++++ Material for this task ++++

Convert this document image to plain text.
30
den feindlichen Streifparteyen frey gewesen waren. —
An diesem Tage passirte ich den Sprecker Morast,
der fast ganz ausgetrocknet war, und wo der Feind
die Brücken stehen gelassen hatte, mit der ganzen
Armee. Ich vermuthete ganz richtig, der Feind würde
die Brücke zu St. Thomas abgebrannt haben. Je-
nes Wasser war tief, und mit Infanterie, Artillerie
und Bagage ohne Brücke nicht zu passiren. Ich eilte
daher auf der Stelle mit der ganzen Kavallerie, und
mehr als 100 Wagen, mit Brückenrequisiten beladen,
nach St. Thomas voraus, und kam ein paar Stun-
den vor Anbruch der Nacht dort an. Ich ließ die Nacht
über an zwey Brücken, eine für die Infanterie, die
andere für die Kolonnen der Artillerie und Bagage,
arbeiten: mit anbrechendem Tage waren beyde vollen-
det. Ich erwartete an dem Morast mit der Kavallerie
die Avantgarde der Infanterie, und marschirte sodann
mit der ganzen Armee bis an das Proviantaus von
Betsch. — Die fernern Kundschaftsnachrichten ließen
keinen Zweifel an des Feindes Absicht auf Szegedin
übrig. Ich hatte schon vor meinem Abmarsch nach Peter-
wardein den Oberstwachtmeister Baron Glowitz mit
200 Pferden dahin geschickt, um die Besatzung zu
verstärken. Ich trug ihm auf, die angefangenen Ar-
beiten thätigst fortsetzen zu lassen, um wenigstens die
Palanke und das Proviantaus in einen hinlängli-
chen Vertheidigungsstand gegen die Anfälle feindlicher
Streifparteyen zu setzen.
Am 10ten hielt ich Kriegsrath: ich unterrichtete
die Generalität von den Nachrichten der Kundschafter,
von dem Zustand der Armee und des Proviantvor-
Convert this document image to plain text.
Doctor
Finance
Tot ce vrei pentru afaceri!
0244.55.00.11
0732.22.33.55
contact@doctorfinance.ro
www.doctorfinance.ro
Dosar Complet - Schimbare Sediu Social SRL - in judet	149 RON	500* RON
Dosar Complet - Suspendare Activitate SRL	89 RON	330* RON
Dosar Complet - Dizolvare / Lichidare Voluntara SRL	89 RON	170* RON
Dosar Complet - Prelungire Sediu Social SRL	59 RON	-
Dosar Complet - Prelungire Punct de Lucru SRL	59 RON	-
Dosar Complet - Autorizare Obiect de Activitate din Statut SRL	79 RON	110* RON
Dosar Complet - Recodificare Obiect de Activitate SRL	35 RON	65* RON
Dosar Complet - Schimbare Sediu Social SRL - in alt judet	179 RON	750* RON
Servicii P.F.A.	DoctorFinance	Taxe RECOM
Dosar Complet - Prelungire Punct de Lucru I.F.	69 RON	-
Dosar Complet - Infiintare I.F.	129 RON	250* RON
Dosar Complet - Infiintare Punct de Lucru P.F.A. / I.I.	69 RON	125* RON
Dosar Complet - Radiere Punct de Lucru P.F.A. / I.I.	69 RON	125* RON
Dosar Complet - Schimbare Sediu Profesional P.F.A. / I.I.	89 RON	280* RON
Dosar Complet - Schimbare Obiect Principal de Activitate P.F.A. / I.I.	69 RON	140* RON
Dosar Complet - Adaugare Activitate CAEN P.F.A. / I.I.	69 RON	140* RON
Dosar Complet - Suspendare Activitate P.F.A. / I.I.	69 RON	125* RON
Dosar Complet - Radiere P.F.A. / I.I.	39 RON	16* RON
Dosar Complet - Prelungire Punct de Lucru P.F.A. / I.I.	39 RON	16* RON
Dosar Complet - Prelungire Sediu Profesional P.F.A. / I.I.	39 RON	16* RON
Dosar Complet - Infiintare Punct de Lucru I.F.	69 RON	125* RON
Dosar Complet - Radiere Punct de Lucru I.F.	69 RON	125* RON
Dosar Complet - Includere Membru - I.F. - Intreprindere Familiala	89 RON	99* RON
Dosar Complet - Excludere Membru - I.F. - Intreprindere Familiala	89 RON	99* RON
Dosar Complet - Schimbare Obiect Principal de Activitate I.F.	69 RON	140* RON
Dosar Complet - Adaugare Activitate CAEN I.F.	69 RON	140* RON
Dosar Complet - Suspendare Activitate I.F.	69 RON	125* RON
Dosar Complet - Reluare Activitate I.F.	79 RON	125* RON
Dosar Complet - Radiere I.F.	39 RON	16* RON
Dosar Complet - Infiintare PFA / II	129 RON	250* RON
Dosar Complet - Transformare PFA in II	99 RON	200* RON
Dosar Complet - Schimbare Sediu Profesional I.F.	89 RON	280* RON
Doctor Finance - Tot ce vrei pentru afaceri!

++++

▶ _Job_: Where a line in the material contains "afaceri", copy that line.

▶ _Finished task_:
Tot ce vrei pentru afaceri!
Doctor Finance - Tot ce vrei pentru afaceri!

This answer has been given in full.